### TASK TO COMPLETE:
Reproduce every entry below precisely; do not include the pictures.

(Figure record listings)
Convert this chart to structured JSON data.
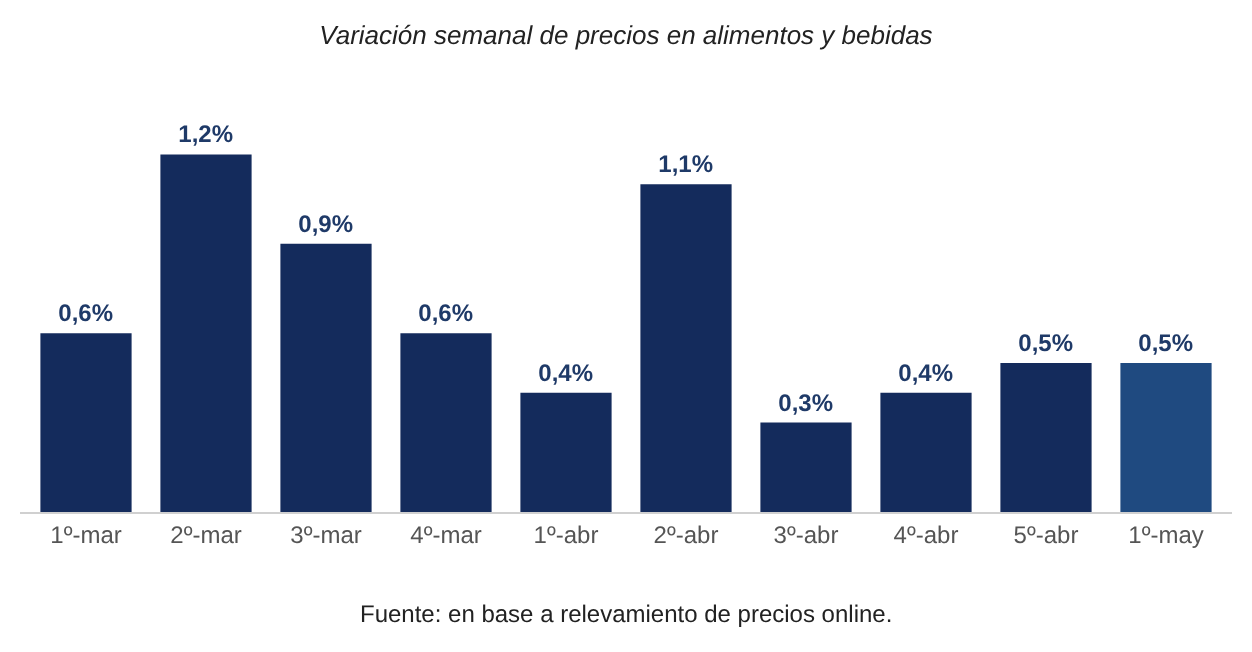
{
  "chart_data": {
    "type": "bar",
    "title": "Variación semanal de precios en alimentos y bebidas",
    "categories": [
      "1º-mar",
      "2º-mar",
      "3º-mar",
      "4º-mar",
      "1º-abr",
      "2º-abr",
      "3º-abr",
      "4º-abr",
      "5º-abr",
      "1º-may"
    ],
    "values": [
      0.6,
      1.2,
      0.9,
      0.6,
      0.4,
      1.1,
      0.3,
      0.4,
      0.5,
      0.5
    ],
    "value_labels": [
      "0,6%",
      "1,2%",
      "0,9%",
      "0,6%",
      "0,4%",
      "1,1%",
      "0,3%",
      "0,4%",
      "0,5%",
      "0,5%"
    ],
    "colors": [
      "#142b5c",
      "#142b5c",
      "#142b5c",
      "#142b5c",
      "#142b5c",
      "#142b5c",
      "#142b5c",
      "#142b5c",
      "#142b5c",
      "#1f4a80"
    ],
    "annotations": [
      "Fuente: en base a relevamiento de precios online."
    ]
  }
}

### THE REPLY:
Convert this chart to structured JSON data.
{
  "chart_data": {
    "type": "bar",
    "title": "Variación semanal de precios en alimentos y bebidas",
    "categories": [
      "1º-mar",
      "2º-mar",
      "3º-mar",
      "4º-mar",
      "1º-abr",
      "2º-abr",
      "3º-abr",
      "4º-abr",
      "5º-abr",
      "1º-may"
    ],
    "values": [
      0.6,
      1.2,
      0.9,
      0.6,
      0.4,
      1.1,
      0.3,
      0.4,
      0.5,
      0.5
    ],
    "value_labels": [
      "0,6%",
      "1,2%",
      "0,9%",
      "0,6%",
      "0,4%",
      "1,1%",
      "0,3%",
      "0,4%",
      "0,5%",
      "0,5%"
    ],
    "colors": [
      "#142b5c",
      "#142b5c",
      "#142b5c",
      "#142b5c",
      "#142b5c",
      "#142b5c",
      "#142b5c",
      "#142b5c",
      "#142b5c",
      "#1f4a80"
    ],
    "annotations": [
      "Fuente: en base a relevamiento de precios online."
    ]
  }
}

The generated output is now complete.